• [Aim of the task]
Each entry below must be repeated exactly, with pictures left out.

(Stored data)
>>

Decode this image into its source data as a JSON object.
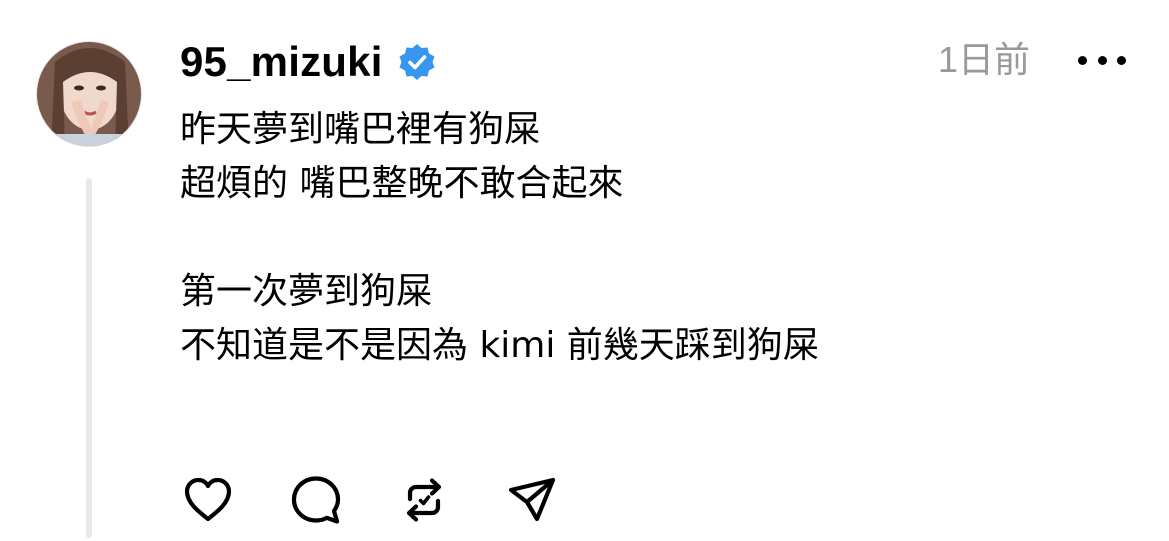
{
  "post": {
    "author": {
      "username": "95_mizuki",
      "verified": true,
      "verified_badge_color": "#3797f0"
    },
    "timestamp": "1日前",
    "more_icon": "more-horizontal-icon",
    "paragraphs": [
      [
        "昨天夢到嘴巴裡有狗屎",
        "超煩的 嘴巴整晚不敢合起來"
      ],
      [
        "第一次夢到狗屎",
        "不知道是不是因為 kimi 前幾天踩到狗屎"
      ]
    ],
    "actions": [
      {
        "name": "like",
        "icon": "heart-icon"
      },
      {
        "name": "comment",
        "icon": "comment-bubble-icon"
      },
      {
        "name": "repost",
        "icon": "repost-icon"
      },
      {
        "name": "share",
        "icon": "send-icon"
      }
    ]
  },
  "colors": {
    "text": "#000000",
    "muted": "#999999",
    "thread_line": "#e8e8e8",
    "verified": "#3797f0"
  }
}
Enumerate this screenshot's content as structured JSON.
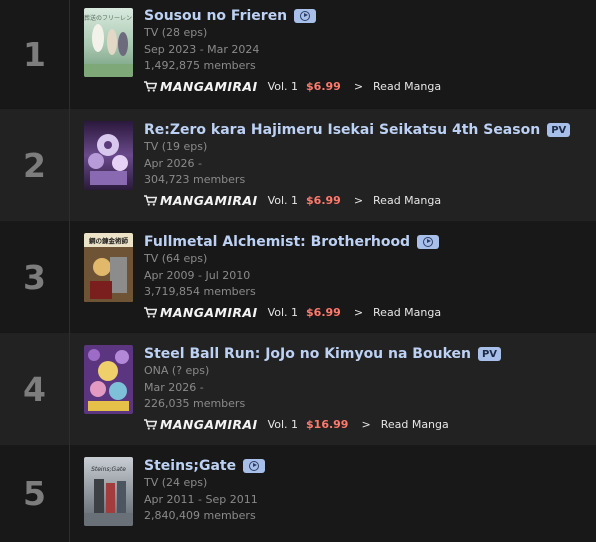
{
  "entries": [
    {
      "rank": "1",
      "title": "Sousou no Frieren",
      "badge": "play",
      "type": "TV (28 eps)",
      "dates": "Sep 2023 - Mar 2024",
      "members": "1,492,875 members",
      "manga": {
        "logo": "MANGAMIRAI",
        "vol": "Vol. 1",
        "price": "$6.99",
        "arrow": ">",
        "read": "Read Manga"
      },
      "cover_colors": [
        "#cfe3d6",
        "#8fb69a",
        "#e9ece2"
      ]
    },
    {
      "rank": "2",
      "title": "Re:Zero kara Hajimeru Isekai Seikatsu 4th Season",
      "badge": "pv",
      "badge_label": "PV",
      "type": "TV (19 eps)",
      "dates": "Apr 2026 -",
      "members": "304,723 members",
      "manga": {
        "logo": "MANGAMIRAI",
        "vol": "Vol. 1",
        "price": "$6.99",
        "arrow": ">",
        "read": "Read Manga"
      },
      "cover_colors": [
        "#3a1f4d",
        "#b58cd8",
        "#e8dcf2"
      ]
    },
    {
      "rank": "3",
      "title": "Fullmetal Alchemist: Brotherhood",
      "badge": "play",
      "type": "TV (64 eps)",
      "dates": "Apr 2009 - Jul 2010",
      "members": "3,719,854 members",
      "manga": {
        "logo": "MANGAMIRAI",
        "vol": "Vol. 1",
        "price": "$6.99",
        "arrow": ">",
        "read": "Read Manga"
      },
      "cover_colors": [
        "#f2ead6",
        "#8a6a3c",
        "#3b2a1c"
      ],
      "cover_text": "鋼の錬金術師"
    },
    {
      "rank": "4",
      "title": "Steel Ball Run: JoJo no Kimyou na Bouken",
      "badge": "pv",
      "badge_label": "PV",
      "type": "ONA (? eps)",
      "dates": "Mar 2026 -",
      "members": "226,035 members",
      "manga": {
        "logo": "MANGAMIRAI",
        "vol": "Vol. 1",
        "price": "$16.99",
        "arrow": ">",
        "read": "Read Manga"
      },
      "cover_colors": [
        "#6a3d8f",
        "#e6c14a",
        "#d98bb5"
      ]
    },
    {
      "rank": "5",
      "title": "Steins;Gate",
      "badge": "play",
      "type": "TV (24 eps)",
      "dates": "Apr 2011 - Sep 2011",
      "members": "2,840,409 members",
      "cover_colors": [
        "#9aa3ab",
        "#5a6068",
        "#c6ccd2"
      ],
      "cover_text": "Steins;Gate"
    }
  ],
  "colors": {
    "title": "#bcd1f3",
    "badge_bg": "#a8bfe9",
    "price": "#ff7a6b",
    "rank": "#7d7d7d",
    "meta": "#8a8a8a"
  }
}
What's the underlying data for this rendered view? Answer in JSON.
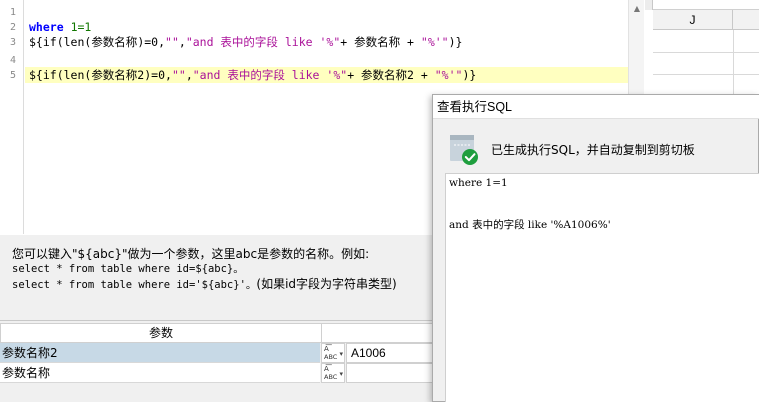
{
  "editor": {
    "line_numbers": [
      "1",
      "2",
      "3",
      "4",
      "5"
    ],
    "line2": {
      "kw": "where",
      "rest": "1=1"
    },
    "line3": {
      "p1": "${if(len(",
      "p2": "参数名称",
      "p3": ")=0,",
      "p4": "\"\"",
      "p5": ",",
      "p6": "\"and 表中的字段 like '%\"",
      "p7": "+ 参数名称 +",
      "p8": "\"%'\"",
      "p9": ")}"
    },
    "line5": {
      "p1": "${if(len(",
      "p2": "参数名称2",
      "p3": ")=0,",
      "p4": "\"\"",
      "p5": ",",
      "p6": "\"and 表中的字段 like '%\"",
      "p7": "+ 参数名称2 +",
      "p8": "\"%'\"",
      "p9": ")}"
    },
    "scroll_up_glyph": "▲"
  },
  "sheet": {
    "column_label": "J"
  },
  "help": {
    "line1": "您可以键入\"${abc}\"做为一个参数，这里abc是参数的名称。例如:",
    "line2": "select * from table where id=${abc}。",
    "line3a": "select * from table where id='${abc}'。",
    "line3b": "(如果id字段为字符串类型)"
  },
  "params": {
    "header": "参数",
    "rows": [
      {
        "name": "参数名称2",
        "type_top": "A͞",
        "type_bottom": "ABC",
        "value": "A1006",
        "selected": true
      },
      {
        "name": "参数名称",
        "type_top": "A͞",
        "type_bottom": "ABC",
        "value": "",
        "selected": false
      }
    ],
    "type_arrow": "▾"
  },
  "dialog": {
    "title": "查看执行SQL",
    "message": "已生成执行SQL，并自动复制到剪切板",
    "sql_lines": [
      "where 1=1",
      "",
      "",
      "and 表中的字段 like '%A1006%'"
    ],
    "icon_colors": {
      "doc": "#c8d3dc",
      "check": "#1e9e3e"
    }
  }
}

<<

• [Response to the task]
Decode this image into its source data as a JSON object.
{
  "post": {
    "author": {
      "username": "95_mizuki",
      "verified": true,
      "verified_badge_color": "#3797f0"
    },
    "timestamp": "1日前",
    "more_icon": "more-horizontal-icon",
    "paragraphs": [
      [
        "昨天夢到嘴巴裡有狗屎",
        "超煩的 嘴巴整晚不敢合起來"
      ],
      [
        "第一次夢到狗屎",
        "不知道是不是因為 kimi 前幾天踩到狗屎"
      ]
    ],
    "actions": [
      {
        "name": "like",
        "icon": "heart-icon"
      },
      {
        "name": "comment",
        "icon": "comment-bubble-icon"
      },
      {
        "name": "repost",
        "icon": "repost-icon"
      },
      {
        "name": "share",
        "icon": "send-icon"
      }
    ]
  },
  "colors": {
    "text": "#000000",
    "muted": "#999999",
    "thread_line": "#e8e8e8",
    "verified": "#3797f0"
  }
}
Enumerate this screenshot's content as structured JSON.
{
  "entries": [
    {
      "rank": "1",
      "title": "Sousou no Frieren",
      "badge": "play",
      "type": "TV (28 eps)",
      "dates": "Sep 2023 - Mar 2024",
      "members": "1,492,875 members",
      "manga": {
        "logo": "MANGAMIRAI",
        "vol": "Vol. 1",
        "price": "$6.99",
        "arrow": ">",
        "read": "Read Manga"
      },
      "cover_colors": [
        "#cfe3d6",
        "#8fb69a",
        "#e9ece2"
      ]
    },
    {
      "rank": "2",
      "title": "Re:Zero kara Hajimeru Isekai Seikatsu 4th Season",
      "badge": "pv",
      "badge_label": "PV",
      "type": "TV (19 eps)",
      "dates": "Apr 2026 -",
      "members": "304,723 members",
      "manga": {
        "logo": "MANGAMIRAI",
        "vol": "Vol. 1",
        "price": "$6.99",
        "arrow": ">",
        "read": "Read Manga"
      },
      "cover_colors": [
        "#3a1f4d",
        "#b58cd8",
        "#e8dcf2"
      ]
    },
    {
      "rank": "3",
      "title": "Fullmetal Alchemist: Brotherhood",
      "badge": "play",
      "type": "TV (64 eps)",
      "dates": "Apr 2009 - Jul 2010",
      "members": "3,719,854 members",
      "manga": {
        "logo": "MANGAMIRAI",
        "vol": "Vol. 1",
        "price": "$6.99",
        "arrow": ">",
        "read": "Read Manga"
      },
      "cover_colors": [
        "#f2ead6",
        "#8a6a3c",
        "#3b2a1c"
      ],
      "cover_text": "鋼の錬金術師"
    },
    {
      "rank": "4",
      "title": "Steel Ball Run: JoJo no Kimyou na Bouken",
      "badge": "pv",
      "badge_label": "PV",
      "type": "ONA (? eps)",
      "dates": "Mar 2026 -",
      "members": "226,035 members",
      "manga": {
        "logo": "MANGAMIRAI",
        "vol": "Vol. 1",
        "price": "$16.99",
        "arrow": ">",
        "read": "Read Manga"
      },
      "cover_colors": [
        "#6a3d8f",
        "#e6c14a",
        "#d98bb5"
      ]
    },
    {
      "rank": "5",
      "title": "Steins;Gate",
      "badge": "play",
      "type": "TV (24 eps)",
      "dates": "Apr 2011 - Sep 2011",
      "members": "2,840,409 members",
      "cover_colors": [
        "#9aa3ab",
        "#5a6068",
        "#c6ccd2"
      ],
      "cover_text": "Steins;Gate"
    }
  ],
  "colors": {
    "title": "#bcd1f3",
    "badge_bg": "#a8bfe9",
    "price": "#ff7a6b",
    "rank": "#7d7d7d",
    "meta": "#8a8a8a"
  }
}
What's the underlying data for this rendered view? Answer in JSON.
{
  "editor": {
    "line_numbers": [
      "1",
      "2",
      "3",
      "4",
      "5"
    ],
    "line2": {
      "kw": "where",
      "rest": "1=1"
    },
    "line3": {
      "p1": "${if(len(",
      "p2": "参数名称",
      "p3": ")=0,",
      "p4": "\"\"",
      "p5": ",",
      "p6": "\"and 表中的字段 like '%\"",
      "p7": "+ 参数名称 +",
      "p8": "\"%'\"",
      "p9": ")}"
    },
    "line5": {
      "p1": "${if(len(",
      "p2": "参数名称2",
      "p3": ")=0,",
      "p4": "\"\"",
      "p5": ",",
      "p6": "\"and 表中的字段 like '%\"",
      "p7": "+ 参数名称2 +",
      "p8": "\"%'\"",
      "p9": ")}"
    },
    "scroll_up_glyph": "▲"
  },
  "sheet": {
    "column_label": "J"
  },
  "help": {
    "line1": "您可以键入\"${abc}\"做为一个参数，这里abc是参数的名称。例如:",
    "line2": "select * from table where id=${abc}。",
    "line3a": "select * from table where id='${abc}'。",
    "line3b": "(如果id字段为字符串类型)"
  },
  "params": {
    "header": "参数",
    "rows": [
      {
        "name": "参数名称2",
        "type_top": "A͞",
        "type_bottom": "ABC",
        "value": "A1006",
        "selected": true
      },
      {
        "name": "参数名称",
        "type_top": "A͞",
        "type_bottom": "ABC",
        "value": "",
        "selected": false
      }
    ],
    "type_arrow": "▾"
  },
  "dialog": {
    "title": "查看执行SQL",
    "message": "已生成执行SQL，并自动复制到剪切板",
    "sql_lines": [
      "where 1=1",
      "",
      "",
      "and 表中的字段 like '%A1006%'"
    ],
    "icon_colors": {
      "doc": "#c8d3dc",
      "check": "#1e9e3e"
    }
  }
}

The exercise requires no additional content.